Exercise description:
Exactly and only the lines from the one containing "Decode this image" through the close of the entries below are to be set down.

[Stored data entries]
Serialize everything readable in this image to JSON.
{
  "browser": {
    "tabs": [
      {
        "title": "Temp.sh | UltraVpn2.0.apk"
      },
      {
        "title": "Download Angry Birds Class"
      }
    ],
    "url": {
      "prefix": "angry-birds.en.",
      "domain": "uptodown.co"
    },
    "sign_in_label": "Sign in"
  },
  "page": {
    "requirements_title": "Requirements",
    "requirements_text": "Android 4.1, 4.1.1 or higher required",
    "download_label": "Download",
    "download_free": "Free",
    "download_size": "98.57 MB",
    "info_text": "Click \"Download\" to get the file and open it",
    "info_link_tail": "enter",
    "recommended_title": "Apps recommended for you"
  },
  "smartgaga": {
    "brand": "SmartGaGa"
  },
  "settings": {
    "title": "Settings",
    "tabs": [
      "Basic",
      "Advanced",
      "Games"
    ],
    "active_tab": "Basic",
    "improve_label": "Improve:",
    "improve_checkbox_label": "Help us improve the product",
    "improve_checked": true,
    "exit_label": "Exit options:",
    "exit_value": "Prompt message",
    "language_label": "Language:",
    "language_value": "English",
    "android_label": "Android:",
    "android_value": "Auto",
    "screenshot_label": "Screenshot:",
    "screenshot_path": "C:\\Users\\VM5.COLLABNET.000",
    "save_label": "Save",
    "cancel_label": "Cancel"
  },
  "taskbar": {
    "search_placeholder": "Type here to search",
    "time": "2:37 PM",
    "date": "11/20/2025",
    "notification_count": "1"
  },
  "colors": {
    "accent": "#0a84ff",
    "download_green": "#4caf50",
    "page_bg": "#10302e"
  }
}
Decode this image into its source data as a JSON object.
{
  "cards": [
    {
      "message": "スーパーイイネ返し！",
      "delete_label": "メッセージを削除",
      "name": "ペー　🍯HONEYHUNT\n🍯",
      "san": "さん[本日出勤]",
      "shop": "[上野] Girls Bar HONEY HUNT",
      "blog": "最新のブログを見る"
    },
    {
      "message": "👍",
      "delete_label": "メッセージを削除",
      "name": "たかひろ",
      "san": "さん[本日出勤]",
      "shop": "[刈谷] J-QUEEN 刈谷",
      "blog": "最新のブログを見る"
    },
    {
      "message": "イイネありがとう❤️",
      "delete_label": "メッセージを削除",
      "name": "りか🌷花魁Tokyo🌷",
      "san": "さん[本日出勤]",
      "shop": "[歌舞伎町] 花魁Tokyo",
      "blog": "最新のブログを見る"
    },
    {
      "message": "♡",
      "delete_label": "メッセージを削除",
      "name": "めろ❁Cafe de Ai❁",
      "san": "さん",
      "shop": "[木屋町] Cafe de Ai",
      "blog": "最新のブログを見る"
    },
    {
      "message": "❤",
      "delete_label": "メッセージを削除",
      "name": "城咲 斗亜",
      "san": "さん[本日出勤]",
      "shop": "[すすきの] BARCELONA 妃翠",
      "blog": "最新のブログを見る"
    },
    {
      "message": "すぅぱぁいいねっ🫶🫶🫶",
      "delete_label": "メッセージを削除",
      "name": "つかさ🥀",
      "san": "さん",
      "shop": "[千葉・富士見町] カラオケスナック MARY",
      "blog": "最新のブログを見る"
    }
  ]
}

Solution to this problem:
Decode this image into its source data as a JSON object.
{
  "cards": [
    {
      "message": "スーパーイイネ返し！",
      "delete_label": "メッセージを削除",
      "name": "ペー　🍯HONEYHUNT\n🍯",
      "san": "さん[本日出勤]",
      "shop": "[上野] Girls Bar HONEY HUNT",
      "blog": "最新のブログを見る"
    },
    {
      "message": "👍",
      "delete_label": "メッセージを削除",
      "name": "たかひろ",
      "san": "さん[本日出勤]",
      "shop": "[刈谷] J-QUEEN 刈谷",
      "blog": "最新のブログを見る"
    },
    {
      "message": "イイネありがとう❤️",
      "delete_label": "メッセージを削除",
      "name": "りか🌷花魁Tokyo🌷",
      "san": "さん[本日出勤]",
      "shop": "[歌舞伎町] 花魁Tokyo",
      "blog": "最新のブログを見る"
    },
    {
      "message": "♡",
      "delete_label": "メッセージを削除",
      "name": "めろ❁Cafe de Ai❁",
      "san": "さん",
      "shop": "[木屋町] Cafe de Ai",
      "blog": "最新のブログを見る"
    },
    {
      "message": "❤",
      "delete_label": "メッセージを削除",
      "name": "城咲 斗亜",
      "san": "さん[本日出勤]",
      "shop": "[すすきの] BARCELONA 妃翠",
      "blog": "最新のブログを見る"
    },
    {
      "message": "すぅぱぁいいねっ🫶🫶🫶",
      "delete_label": "メッセージを削除",
      "name": "つかさ🥀",
      "san": "さん",
      "shop": "[千葉・富士見町] カラオケスナック MARY",
      "blog": "最新のブログを見る"
    }
  ]
}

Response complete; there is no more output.